→ WHAT YOU NEED TO DO
Can you write out the whole listing exactly?

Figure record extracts

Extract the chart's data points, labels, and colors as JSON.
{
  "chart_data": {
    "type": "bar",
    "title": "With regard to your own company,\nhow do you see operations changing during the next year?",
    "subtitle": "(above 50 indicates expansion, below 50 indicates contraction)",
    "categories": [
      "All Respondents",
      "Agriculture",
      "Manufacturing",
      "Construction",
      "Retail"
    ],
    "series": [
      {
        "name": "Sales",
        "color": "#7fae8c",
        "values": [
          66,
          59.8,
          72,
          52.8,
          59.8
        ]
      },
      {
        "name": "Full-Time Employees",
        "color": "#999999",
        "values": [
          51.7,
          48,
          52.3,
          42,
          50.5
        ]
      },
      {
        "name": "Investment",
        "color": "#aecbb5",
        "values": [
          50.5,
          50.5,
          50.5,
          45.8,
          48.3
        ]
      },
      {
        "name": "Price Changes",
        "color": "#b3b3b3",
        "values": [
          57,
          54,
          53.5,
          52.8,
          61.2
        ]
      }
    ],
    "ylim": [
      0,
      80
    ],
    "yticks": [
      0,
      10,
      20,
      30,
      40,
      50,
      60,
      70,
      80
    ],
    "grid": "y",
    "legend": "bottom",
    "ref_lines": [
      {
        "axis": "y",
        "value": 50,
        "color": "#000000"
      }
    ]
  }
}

→ SOLUTION FOR THIS EXERCISE
Extract the chart's data points, labels, and colors as JSON.
{
  "chart_data": {
    "type": "bar",
    "title": "With regard to your own company,\nhow do you see operations changing during the next year?",
    "subtitle": "(above 50 indicates expansion, below 50 indicates contraction)",
    "categories": [
      "All Respondents",
      "Agriculture",
      "Manufacturing",
      "Construction",
      "Retail"
    ],
    "series": [
      {
        "name": "Sales",
        "color": "#7fae8c",
        "values": [
          66,
          59.8,
          72,
          52.8,
          59.8
        ]
      },
      {
        "name": "Full-Time Employees",
        "color": "#999999",
        "values": [
          51.7,
          48,
          52.3,
          42,
          50.5
        ]
      },
      {
        "name": "Investment",
        "color": "#aecbb5",
        "values": [
          50.5,
          50.5,
          50.5,
          45.8,
          48.3
        ]
      },
      {
        "name": "Price Changes",
        "color": "#b3b3b3",
        "values": [
          57,
          54,
          53.5,
          52.8,
          61.2
        ]
      }
    ],
    "ylim": [
      0,
      80
    ],
    "yticks": [
      0,
      10,
      20,
      30,
      40,
      50,
      60,
      70,
      80
    ],
    "grid": "y",
    "legend": "bottom",
    "ref_lines": [
      {
        "axis": "y",
        "value": 50,
        "color": "#000000"
      }
    ]
  }
}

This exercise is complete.